Take each line containing "name" and report it exactly as written.
┄┄┄┄┄┄┄┄┄┄
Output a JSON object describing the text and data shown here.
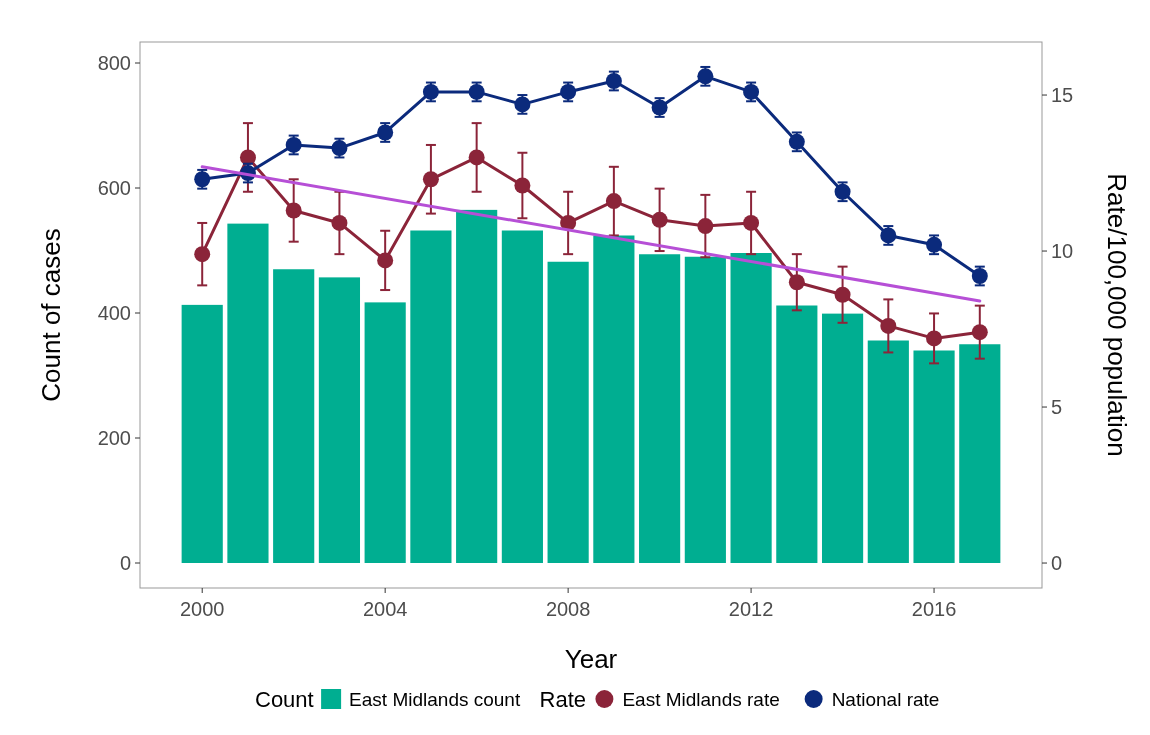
{
  "chart_data": {
    "type": "bar",
    "xlabel": "Year",
    "ylabel": "Count of cases",
    "y2label": "Rate/100,000 population",
    "legend_title": [
      "Count",
      "Rate"
    ],
    "legend": "bottom",
    "grid": false,
    "x": [
      2000,
      2001,
      2002,
      2003,
      2004,
      2005,
      2006,
      2007,
      2008,
      2009,
      2010,
      2011,
      2012,
      2013,
      2014,
      2015,
      2016,
      2017
    ],
    "xlim": [
      1998.64,
      2018.36
    ],
    "xticks": [
      2000,
      2004,
      2008,
      2012,
      2016
    ],
    "ylim": [
      -40,
      833.6
    ],
    "yticks": [
      0,
      200,
      400,
      600,
      800
    ],
    "y2lim": [
      -0.8,
      16.7
    ],
    "y2ticks": [
      0,
      5,
      10,
      15
    ],
    "series": [
      {
        "name": "East Midlands count",
        "color": "#00ae91",
        "values": [
          413,
          543,
          470,
          457,
          417,
          532,
          565,
          532,
          482,
          524,
          494,
          490,
          496,
          412,
          399,
          356,
          340,
          350
        ]
      },
      {
        "name": "East Midlands rate",
        "type": "line",
        "axis": "y2",
        "color": "#8b2439",
        "marker": "circle",
        "line_style": "solid",
        "values": [
          9.9,
          13.0,
          11.3,
          10.9,
          9.7,
          12.3,
          13.0,
          12.1,
          10.9,
          11.6,
          11.0,
          10.8,
          10.9,
          9.0,
          8.6,
          7.6,
          7.2,
          7.4
        ],
        "errors": [
          1.0,
          1.1,
          1.0,
          1.0,
          0.95,
          1.1,
          1.1,
          1.05,
          1.0,
          1.1,
          1.0,
          1.0,
          1.0,
          0.9,
          0.9,
          0.85,
          0.8,
          0.85
        ]
      },
      {
        "name": "National rate",
        "type": "line",
        "axis": "y2",
        "color": "#0b2a7c",
        "marker": "circle",
        "line_style": "solid",
        "values": [
          12.3,
          12.5,
          13.4,
          13.3,
          13.8,
          15.1,
          15.1,
          14.7,
          15.1,
          15.45,
          14.6,
          15.6,
          15.1,
          13.5,
          11.9,
          10.5,
          10.2,
          9.2
        ],
        "errors": [
          0.3,
          0.3,
          0.3,
          0.3,
          0.3,
          0.3,
          0.3,
          0.3,
          0.3,
          0.3,
          0.3,
          0.3,
          0.3,
          0.3,
          0.3,
          0.3,
          0.3,
          0.3
        ]
      },
      {
        "type": "line",
        "axis": "y2",
        "color": "#b64fd6",
        "marker": "none",
        "line_style": "solid",
        "x": [
          2000,
          2017
        ],
        "values": [
          12.7,
          8.4
        ]
      }
    ]
  }
}
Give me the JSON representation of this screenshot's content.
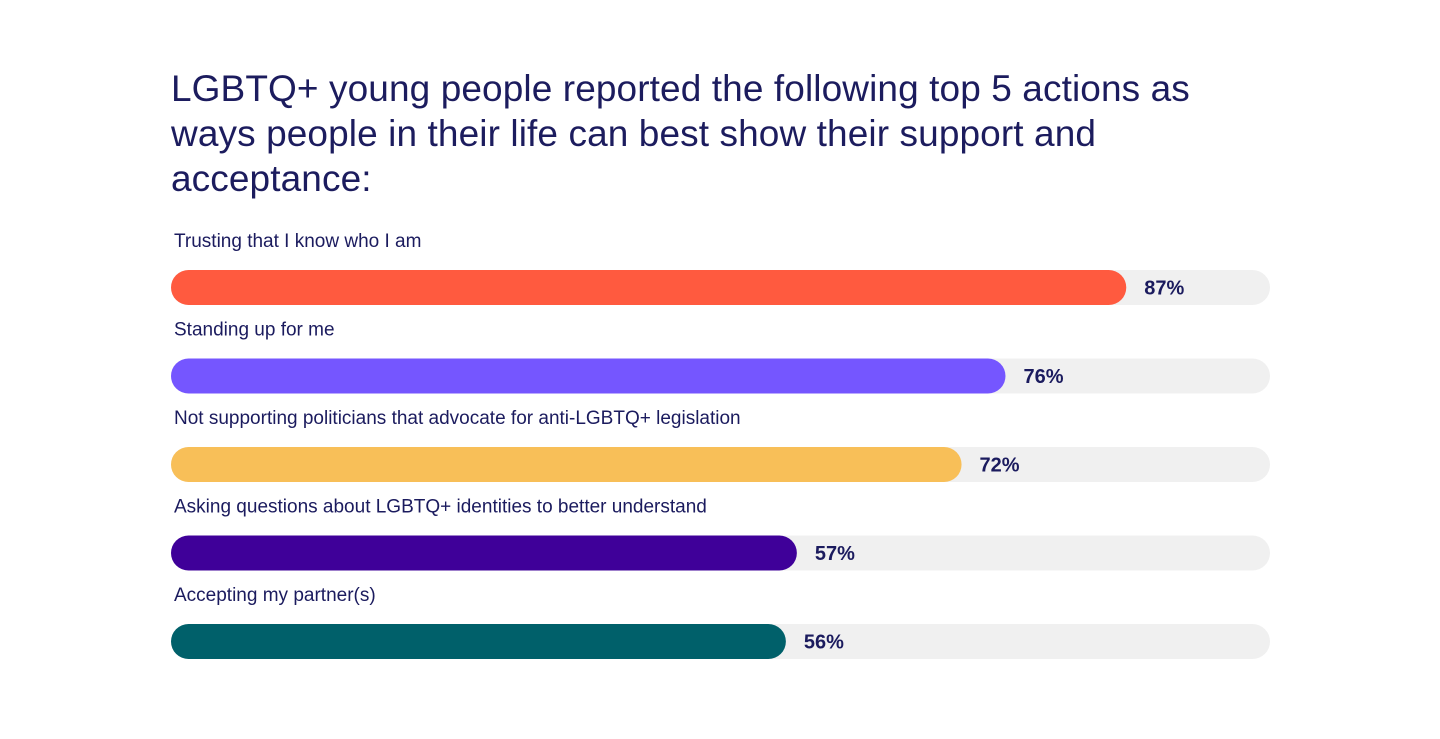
{
  "chart_data": {
    "type": "bar",
    "orientation": "horizontal",
    "title": "LGBTQ+ young people reported the following top 5 actions as ways people in their life can best show their support and acceptance:",
    "categories": [
      "Trusting that I know who I am",
      "Standing up for me",
      "Not supporting politicians that advocate for anti-LGBTQ+ legislation",
      "Asking questions about LGBTQ+ identities to better understand",
      "Accepting my partner(s)"
    ],
    "values": [
      87,
      76,
      72,
      57,
      56
    ],
    "value_labels": [
      "87%",
      "76%",
      "72%",
      "57%",
      "56%"
    ],
    "colors": [
      "#ff5a3f",
      "#7556ff",
      "#f8bf58",
      "#3f0099",
      "#00606a"
    ],
    "track_color": "#f0f0f0",
    "xlim": [
      0,
      100
    ],
    "grid": false,
    "legend": "none"
  }
}
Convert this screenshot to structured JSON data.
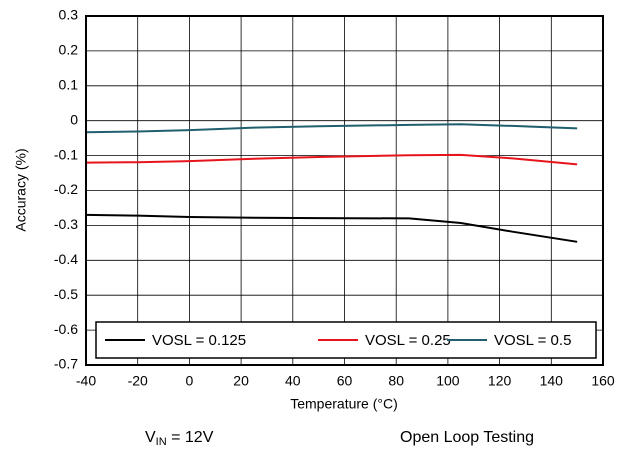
{
  "chart_data": {
    "type": "line",
    "xlabel": "Temperature (°C)",
    "ylabel": "Accuracy (%)",
    "x": [
      -40,
      -20,
      0,
      25,
      50,
      85,
      105,
      125,
      150
    ],
    "series": [
      {
        "name": "VOSL = 0.125",
        "color": "#000000",
        "values": [
          -0.27,
          -0.272,
          -0.276,
          -0.278,
          -0.279,
          -0.28,
          -0.293,
          -0.318,
          -0.347
        ]
      },
      {
        "name": "VOSL = 0.25",
        "color": "#e8141b",
        "values": [
          -0.12,
          -0.119,
          -0.116,
          -0.109,
          -0.104,
          -0.099,
          -0.098,
          -0.108,
          -0.125
        ]
      },
      {
        "name": "VOSL = 0.5",
        "color": "#1f5f6e",
        "values": [
          -0.033,
          -0.031,
          -0.027,
          -0.02,
          -0.016,
          -0.012,
          -0.01,
          -0.015,
          -0.022
        ]
      }
    ],
    "xlim": [
      -40,
      160
    ],
    "xticks": [
      -40,
      -20,
      0,
      20,
      40,
      60,
      80,
      100,
      120,
      140,
      160
    ],
    "ylim": [
      -0.7,
      0.3
    ],
    "yticks": [
      0.3,
      0.2,
      0.1,
      0,
      -0.1,
      -0.2,
      -0.3,
      -0.4,
      -0.5,
      -0.6,
      -0.7
    ],
    "grid": true,
    "legend": "lower center",
    "condition": {
      "symbol": "V",
      "subscript": "IN",
      "text": " = 12V"
    },
    "note": "Open Loop Testing"
  }
}
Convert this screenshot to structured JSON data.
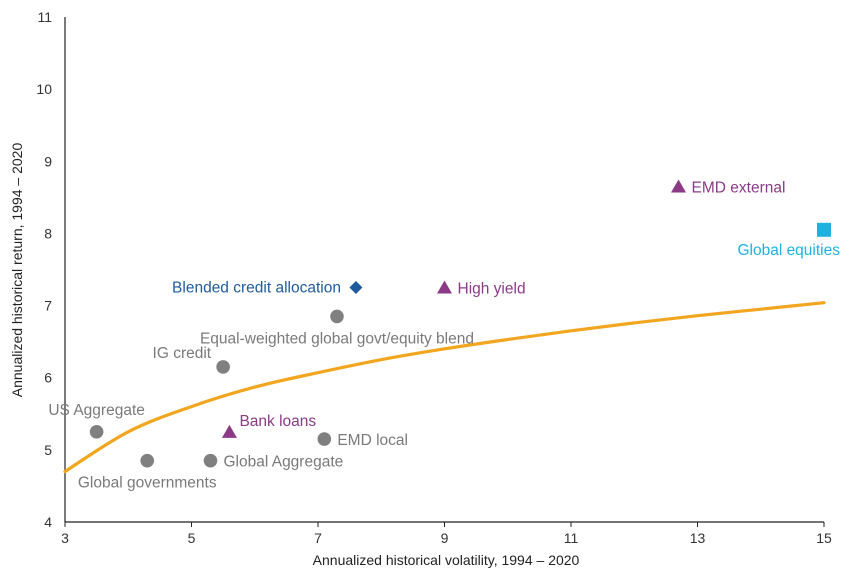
{
  "chart_data": {
    "type": "scatter",
    "title": "",
    "xlabel": "Annualized historical volatility, 1994 – 2020",
    "ylabel": "Annualized historical return, 1994 – 2020",
    "xlim": [
      3,
      15
    ],
    "ylim": [
      4,
      11
    ],
    "x_ticks": [
      "3",
      "5",
      "7",
      "9",
      "11",
      "13",
      "15"
    ],
    "y_ticks": [
      "4",
      "5",
      "6",
      "7",
      "8",
      "9",
      "10",
      "11"
    ],
    "grid": false,
    "colors": {
      "grey": "#808080",
      "grey_text": "#7a7a7a",
      "purple": "#8a3a86",
      "blue": "#1f5b9c",
      "cyan": "#1fb2e0",
      "curve": "#f2a51e",
      "axis": "#222222"
    },
    "points": [
      {
        "label": "US Aggregate",
        "x": 3.5,
        "y": 5.25,
        "marker": "circle",
        "color": "grey",
        "label_pos": "above"
      },
      {
        "label": "Global governments",
        "x": 4.3,
        "y": 4.85,
        "marker": "circle",
        "color": "grey",
        "label_pos": "below"
      },
      {
        "label": "Global Aggregate",
        "x": 5.3,
        "y": 4.85,
        "marker": "circle",
        "color": "grey",
        "label_pos": "right"
      },
      {
        "label": "IG credit",
        "x": 5.5,
        "y": 6.15,
        "marker": "circle",
        "color": "grey",
        "label_pos": "above-left"
      },
      {
        "label": "Bank loans",
        "x": 5.6,
        "y": 5.25,
        "marker": "triangle",
        "color": "purple",
        "label_pos": "above-right"
      },
      {
        "label": "EMD local",
        "x": 7.1,
        "y": 5.15,
        "marker": "circle",
        "color": "grey",
        "label_pos": "right"
      },
      {
        "label": "Equal-weighted global govt/equity blend",
        "x": 7.3,
        "y": 6.85,
        "marker": "circle",
        "color": "grey",
        "label_pos": "below"
      },
      {
        "label": "Blended credit allocation",
        "x": 7.6,
        "y": 7.25,
        "marker": "diamond",
        "color": "blue",
        "label_pos": "left"
      },
      {
        "label": "High yield",
        "x": 9.0,
        "y": 7.25,
        "marker": "triangle",
        "color": "purple",
        "label_pos": "right"
      },
      {
        "label": "EMD external",
        "x": 12.7,
        "y": 8.65,
        "marker": "triangle",
        "color": "purple",
        "label_pos": "right"
      },
      {
        "label": "Global equities",
        "x": 15.0,
        "y": 8.05,
        "marker": "square",
        "color": "cyan",
        "label_pos": "below-left"
      }
    ],
    "frontier": {
      "x": [
        3.0,
        4.0,
        5.0,
        6.0,
        7.0,
        8.0,
        9.0,
        10.0,
        11.0,
        12.0,
        13.0,
        14.0,
        15.0
      ],
      "y": [
        4.7,
        5.25,
        5.6,
        5.87,
        6.07,
        6.25,
        6.4,
        6.53,
        6.65,
        6.76,
        6.86,
        6.95,
        7.04
      ]
    }
  }
}
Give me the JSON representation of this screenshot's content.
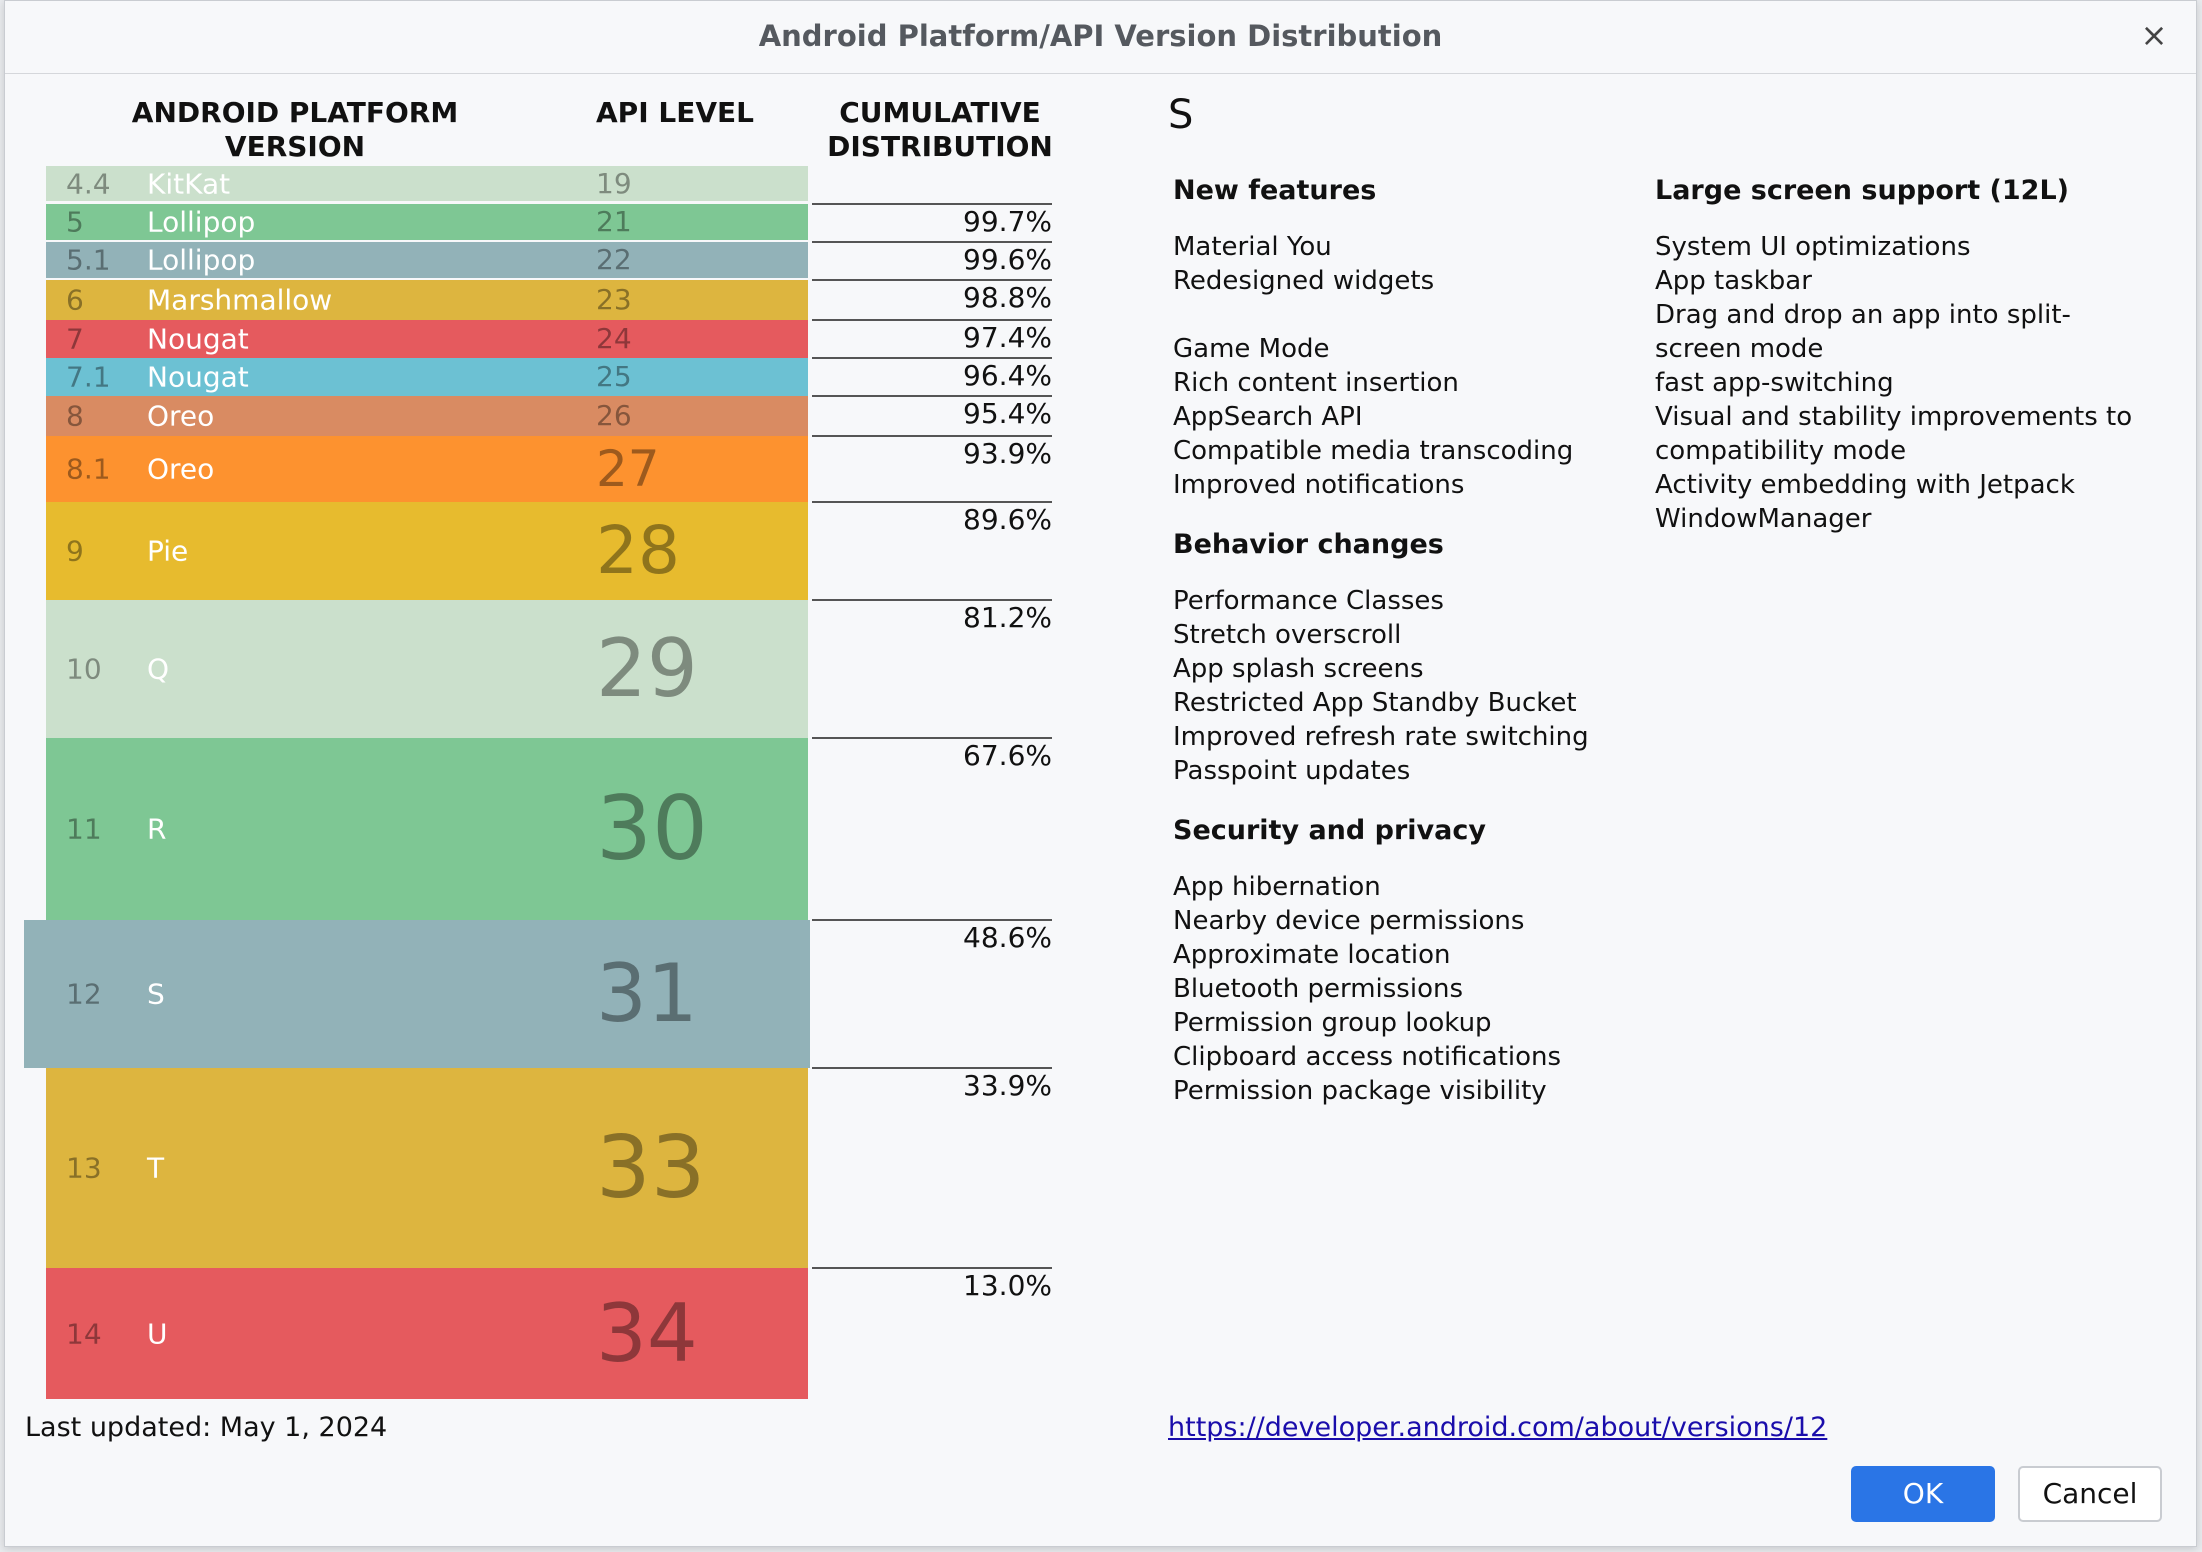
┄┄┄┄┄┄┄┄┄┄
§ **FINISHED EXERCISE**
        "name": "East Midlands count",
        "name": "East Midlands rate",
        "name": "National rate",
        "name": "VOSL = 0.125",
        "name": "VOSL = 0.25",
        "name": "VOSL = 0.5",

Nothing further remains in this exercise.